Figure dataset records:
□ □ □ □

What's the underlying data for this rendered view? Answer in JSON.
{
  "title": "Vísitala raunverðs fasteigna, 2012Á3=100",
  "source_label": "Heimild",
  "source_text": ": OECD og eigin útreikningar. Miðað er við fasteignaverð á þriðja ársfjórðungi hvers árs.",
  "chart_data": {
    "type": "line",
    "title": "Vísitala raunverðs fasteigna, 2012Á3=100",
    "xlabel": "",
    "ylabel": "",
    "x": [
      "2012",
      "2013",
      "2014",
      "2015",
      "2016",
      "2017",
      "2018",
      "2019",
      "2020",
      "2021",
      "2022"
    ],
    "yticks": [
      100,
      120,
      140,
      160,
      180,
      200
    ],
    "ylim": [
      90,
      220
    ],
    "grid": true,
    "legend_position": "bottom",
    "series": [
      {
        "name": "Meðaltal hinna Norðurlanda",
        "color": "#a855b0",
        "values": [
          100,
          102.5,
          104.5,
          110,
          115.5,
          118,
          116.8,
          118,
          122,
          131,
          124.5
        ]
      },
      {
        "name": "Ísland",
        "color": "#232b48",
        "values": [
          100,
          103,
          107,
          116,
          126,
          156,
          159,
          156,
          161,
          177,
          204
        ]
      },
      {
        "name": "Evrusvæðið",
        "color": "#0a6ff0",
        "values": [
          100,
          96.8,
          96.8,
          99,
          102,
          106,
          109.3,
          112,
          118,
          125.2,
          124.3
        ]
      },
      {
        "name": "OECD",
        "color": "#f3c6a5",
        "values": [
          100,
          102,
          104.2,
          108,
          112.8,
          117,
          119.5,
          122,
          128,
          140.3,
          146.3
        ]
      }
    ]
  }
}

□ □ □ □

- _Your task_
Each line above that holds the string "Vísitala" should be copied and shown.

- _Expected output_
  "title": "Vísitala raunverðs fasteigna, 2012Á3=100",
    "title": "Vísitala raunverðs fasteigna, 2012Á3=100",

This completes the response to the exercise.